• [What the exercise asks]:
In the records that follow, show each line where the word "года" is present.

• [Listed entries]:
>> start
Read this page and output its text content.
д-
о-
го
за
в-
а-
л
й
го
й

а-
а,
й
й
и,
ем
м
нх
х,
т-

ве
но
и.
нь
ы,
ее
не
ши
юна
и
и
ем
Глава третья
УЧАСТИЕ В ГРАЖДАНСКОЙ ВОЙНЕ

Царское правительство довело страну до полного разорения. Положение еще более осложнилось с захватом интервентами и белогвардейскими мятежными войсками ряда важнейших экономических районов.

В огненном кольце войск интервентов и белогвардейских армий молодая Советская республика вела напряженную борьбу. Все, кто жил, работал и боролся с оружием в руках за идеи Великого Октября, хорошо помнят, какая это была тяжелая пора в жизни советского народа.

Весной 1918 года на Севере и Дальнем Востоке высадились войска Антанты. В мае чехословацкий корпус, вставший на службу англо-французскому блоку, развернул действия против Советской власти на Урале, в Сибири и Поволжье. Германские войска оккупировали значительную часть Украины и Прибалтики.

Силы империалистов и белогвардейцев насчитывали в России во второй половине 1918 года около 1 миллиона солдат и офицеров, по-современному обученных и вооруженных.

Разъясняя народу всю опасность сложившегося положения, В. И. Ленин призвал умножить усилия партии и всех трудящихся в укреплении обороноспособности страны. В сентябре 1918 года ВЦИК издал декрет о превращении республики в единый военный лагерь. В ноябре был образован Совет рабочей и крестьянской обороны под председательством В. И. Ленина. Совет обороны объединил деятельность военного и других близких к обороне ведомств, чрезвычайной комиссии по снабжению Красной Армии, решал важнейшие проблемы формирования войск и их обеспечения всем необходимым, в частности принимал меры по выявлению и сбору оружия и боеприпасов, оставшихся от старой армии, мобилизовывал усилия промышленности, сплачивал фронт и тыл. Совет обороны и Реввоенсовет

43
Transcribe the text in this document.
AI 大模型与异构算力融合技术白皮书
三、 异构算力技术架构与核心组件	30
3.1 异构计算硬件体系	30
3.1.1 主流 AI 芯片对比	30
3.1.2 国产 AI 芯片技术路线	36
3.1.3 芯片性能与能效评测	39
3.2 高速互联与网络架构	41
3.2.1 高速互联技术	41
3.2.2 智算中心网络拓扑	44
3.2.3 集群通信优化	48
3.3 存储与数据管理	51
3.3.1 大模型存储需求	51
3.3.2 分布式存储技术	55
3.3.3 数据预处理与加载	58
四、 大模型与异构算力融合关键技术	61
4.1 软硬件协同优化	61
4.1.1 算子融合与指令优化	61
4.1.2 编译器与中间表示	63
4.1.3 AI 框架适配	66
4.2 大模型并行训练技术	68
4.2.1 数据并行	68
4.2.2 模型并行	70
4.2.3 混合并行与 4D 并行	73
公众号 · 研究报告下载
>> end
>> start
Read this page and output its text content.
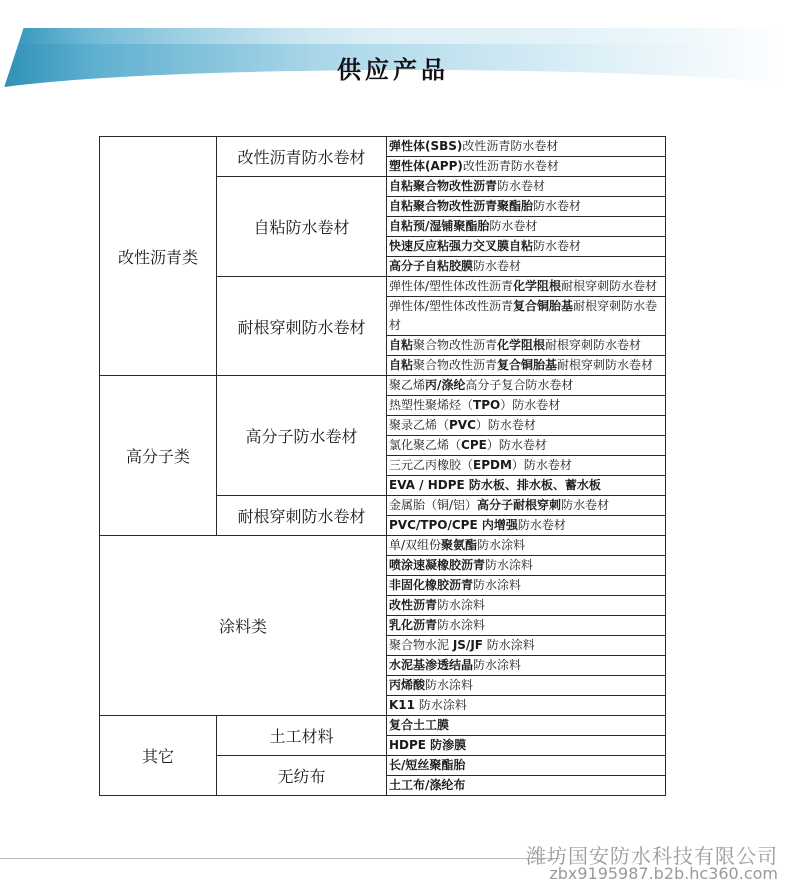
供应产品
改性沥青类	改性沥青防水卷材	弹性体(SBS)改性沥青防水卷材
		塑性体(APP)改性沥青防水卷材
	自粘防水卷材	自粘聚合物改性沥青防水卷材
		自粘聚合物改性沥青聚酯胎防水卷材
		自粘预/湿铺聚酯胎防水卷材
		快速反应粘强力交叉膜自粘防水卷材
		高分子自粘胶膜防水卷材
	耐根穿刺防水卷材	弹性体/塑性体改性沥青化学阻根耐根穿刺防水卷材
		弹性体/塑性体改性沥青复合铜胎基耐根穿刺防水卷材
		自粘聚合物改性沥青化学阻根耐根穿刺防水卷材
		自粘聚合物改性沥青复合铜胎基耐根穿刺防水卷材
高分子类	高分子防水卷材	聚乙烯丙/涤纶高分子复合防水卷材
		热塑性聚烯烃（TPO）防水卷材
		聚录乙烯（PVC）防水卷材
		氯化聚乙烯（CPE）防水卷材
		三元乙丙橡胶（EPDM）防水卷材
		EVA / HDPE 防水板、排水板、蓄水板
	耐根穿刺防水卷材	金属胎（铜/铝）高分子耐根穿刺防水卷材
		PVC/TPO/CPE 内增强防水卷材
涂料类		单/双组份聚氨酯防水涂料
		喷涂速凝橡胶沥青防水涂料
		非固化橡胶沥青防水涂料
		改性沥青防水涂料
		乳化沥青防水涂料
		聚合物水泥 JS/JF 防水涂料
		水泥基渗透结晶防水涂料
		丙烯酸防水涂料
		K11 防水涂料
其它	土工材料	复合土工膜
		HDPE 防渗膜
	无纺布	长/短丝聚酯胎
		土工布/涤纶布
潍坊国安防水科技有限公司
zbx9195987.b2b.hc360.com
>> end
• [Result below]:
Весной 1918 года на Севере и Дальнем Востоке высадились войска Антанты. В мае чехословацкий корпус, вставший на службу англо-французскому блоку, развернул действия против Советской власти на Урале, в Сибири и Поволжье. Германские войска оккупировали значительную часть Украины и Прибалтики.
Силы империалистов и белогвардейцев насчитывали в России во второй половине 1918 года около 1 миллиона солдат и офицеров, по-современному обученных и вооруженных.
Разъясняя народу всю опасность сложившегося положения, В. И. Ленин призвал умножить усилия партии и всех трудящихся в укреплении обороноспособности страны. В сентябре 1918 года ВЦИК издал декрет о превращении республики в единый военный лагерь. В ноябре был образован Совет рабочей и крестьянской обороны под председательством В. И. Ленина. Совет обороны объединил деятельность военного и других близких к обороне ведомств, чрезвычайной комиссии по снабжению Красной Армии, решал важнейшие проблемы формирования войск и их обеспечения всем необходимым, в частности принимал меры по выявлению и сбору оружия и боеприпасов, оставшихся от старой армии, мобилизовывал усилия промышленности, сплачивал фронт и тыл. Совет обороны и Реввоенсовет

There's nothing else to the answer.